Required work — Leave out the pictures and repeat everything else in the records exactly.

Exercise material —
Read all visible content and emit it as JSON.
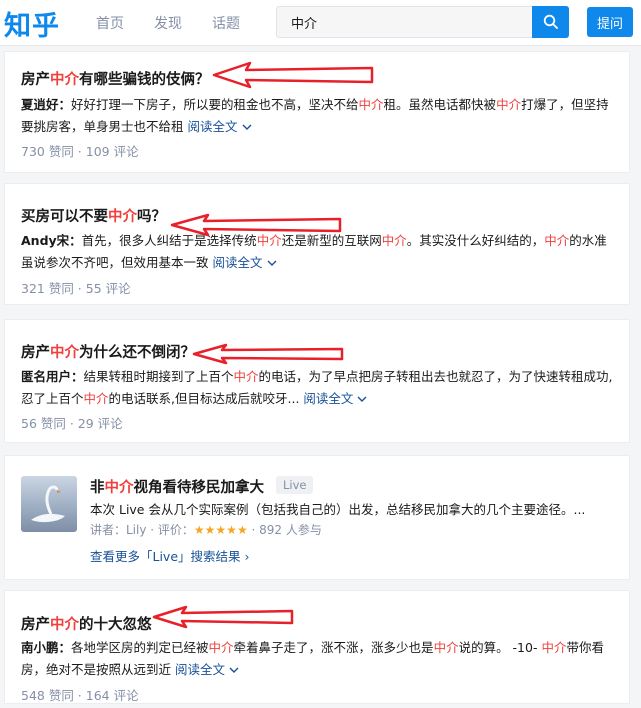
{
  "header": {
    "logo": "知乎",
    "nav": [
      "首页",
      "发现",
      "话题"
    ],
    "search_value": "中介",
    "ask_label": "提问"
  },
  "results": [
    {
      "title_a": "房产",
      "title_hl": "中介",
      "title_b": "有哪些骗钱的伎俩？",
      "author": "夏逍好：",
      "excerpt_1": "好好打理一下房子，所以要的租金也不高，坚决不给",
      "excerpt_hl_1": "中介",
      "excerpt_2": "租。虽然电话都快被",
      "excerpt_hl_2": "中介",
      "excerpt_3": "打爆了，但坚持要挑房客，单身男士也不给租",
      "read_more": "阅读全文",
      "meta": "730 赞同 · 109 评论"
    },
    {
      "title_a": "买房可以不要",
      "title_hl": "中介",
      "title_b": "吗？",
      "author": "Andy宋：",
      "excerpt_1": "首先，很多人纠结于是选择传统",
      "excerpt_hl_1": "中介",
      "excerpt_2": "还是新型的互联网",
      "excerpt_hl_2": "中介",
      "excerpt_3": "。其实没什么好纠结的，",
      "excerpt_hl_3": "中介",
      "excerpt_4": "的水准虽说参次不齐吧，但效用基本一致",
      "read_more": "阅读全文",
      "meta": "321 赞同 · 55 评论"
    },
    {
      "title_a": "房产",
      "title_hl": "中介",
      "title_b": "为什么还不倒闭？",
      "author": "匿名用户：",
      "excerpt_1": "结果转租时期接到了上百个",
      "excerpt_hl_1": "中介",
      "excerpt_2": "的电话，为了早点把房子转租出去也就忍了，为了快速转租成功,忍了上百个",
      "excerpt_hl_2": "中介",
      "excerpt_3": "的电话联系,但目标达成后就咬牙...",
      "read_more": "阅读全文",
      "meta": "56 赞同 · 29 评论"
    }
  ],
  "live": {
    "title_a": "非",
    "title_hl": "中介",
    "title_b": "视角看待移民加拿大",
    "badge": "Live",
    "desc": "本次 Live 会从几个实际案例（包括我自己的）出发，总结移民加拿大的几个主要途径。...",
    "speaker": "讲者：Lily · 评价：",
    "stars": "★★★★★",
    "participants": "· 892 人参与",
    "see_more": "查看更多「Live」搜索结果 ›"
  },
  "last": {
    "title_a": "房产",
    "title_hl": "中介",
    "title_b": "的十大忽悠",
    "author": "南小鹏：",
    "excerpt_1": "各地学区房的判定已经被",
    "excerpt_hl_1": "中介",
    "excerpt_2": "牵着鼻子走了，涨不涨，涨多少也是",
    "excerpt_hl_2": "中介",
    "excerpt_3": "说的算。 -10- ",
    "excerpt_hl_3": "中介",
    "excerpt_4": "带你看房，绝对不是按照从远到近",
    "read_more": "阅读全文",
    "meta": "548 赞同 · 164 评论"
  },
  "colors": {
    "brand": "#0f88eb",
    "highlight": "#f1403c",
    "arrow": "#e8202a",
    "link": "#175199",
    "meta": "#8590a6"
  },
  "icons": [
    "search-icon",
    "chevron-down-icon",
    "swan-thumbnail",
    "red-arrow-annotation"
  ]
}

Full output —
Read all visible content and emit it as JSON.
{
  "header": {
    "logo": "知乎",
    "nav": [
      "首页",
      "发现",
      "话题"
    ],
    "search_value": "中介",
    "ask_label": "提问"
  },
  "results": [
    {
      "title_a": "房产",
      "title_hl": "中介",
      "title_b": "有哪些骗钱的伎俩？",
      "author": "夏逍好：",
      "excerpt_1": "好好打理一下房子，所以要的租金也不高，坚决不给",
      "excerpt_hl_1": "中介",
      "excerpt_2": "租。虽然电话都快被",
      "excerpt_hl_2": "中介",
      "excerpt_3": "打爆了，但坚持要挑房客，单身男士也不给租",
      "read_more": "阅读全文",
      "meta": "730 赞同 · 109 评论"
    },
    {
      "title_a": "买房可以不要",
      "title_hl": "中介",
      "title_b": "吗？",
      "author": "Andy宋：",
      "excerpt_1": "首先，很多人纠结于是选择传统",
      "excerpt_hl_1": "中介",
      "excerpt_2": "还是新型的互联网",
      "excerpt_hl_2": "中介",
      "excerpt_3": "。其实没什么好纠结的，",
      "excerpt_hl_3": "中介",
      "excerpt_4": "的水准虽说参次不齐吧，但效用基本一致",
      "read_more": "阅读全文",
      "meta": "321 赞同 · 55 评论"
    },
    {
      "title_a": "房产",
      "title_hl": "中介",
      "title_b": "为什么还不倒闭？",
      "author": "匿名用户：",
      "excerpt_1": "结果转租时期接到了上百个",
      "excerpt_hl_1": "中介",
      "excerpt_2": "的电话，为了早点把房子转租出去也就忍了，为了快速转租成功,忍了上百个",
      "excerpt_hl_2": "中介",
      "excerpt_3": "的电话联系,但目标达成后就咬牙...",
      "read_more": "阅读全文",
      "meta": "56 赞同 · 29 评论"
    }
  ],
  "live": {
    "title_a": "非",
    "title_hl": "中介",
    "title_b": "视角看待移民加拿大",
    "badge": "Live",
    "desc": "本次 Live 会从几个实际案例（包括我自己的）出发，总结移民加拿大的几个主要途径。...",
    "speaker": "讲者：Lily · 评价：",
    "stars": "★★★★★",
    "participants": "· 892 人参与",
    "see_more": "查看更多「Live」搜索结果 ›"
  },
  "last": {
    "title_a": "房产",
    "title_hl": "中介",
    "title_b": "的十大忽悠",
    "author": "南小鹏：",
    "excerpt_1": "各地学区房的判定已经被",
    "excerpt_hl_1": "中介",
    "excerpt_2": "牵着鼻子走了，涨不涨，涨多少也是",
    "excerpt_hl_2": "中介",
    "excerpt_3": "说的算。 -10- ",
    "excerpt_hl_3": "中介",
    "excerpt_4": "带你看房，绝对不是按照从远到近",
    "read_more": "阅读全文",
    "meta": "548 赞同 · 164 评论"
  },
  "colors": {
    "brand": "#0f88eb",
    "highlight": "#f1403c",
    "arrow": "#e8202a",
    "link": "#175199",
    "meta": "#8590a6"
  },
  "icons": [
    "search-icon",
    "chevron-down-icon",
    "swan-thumbnail",
    "red-arrow-annotation"
  ]
}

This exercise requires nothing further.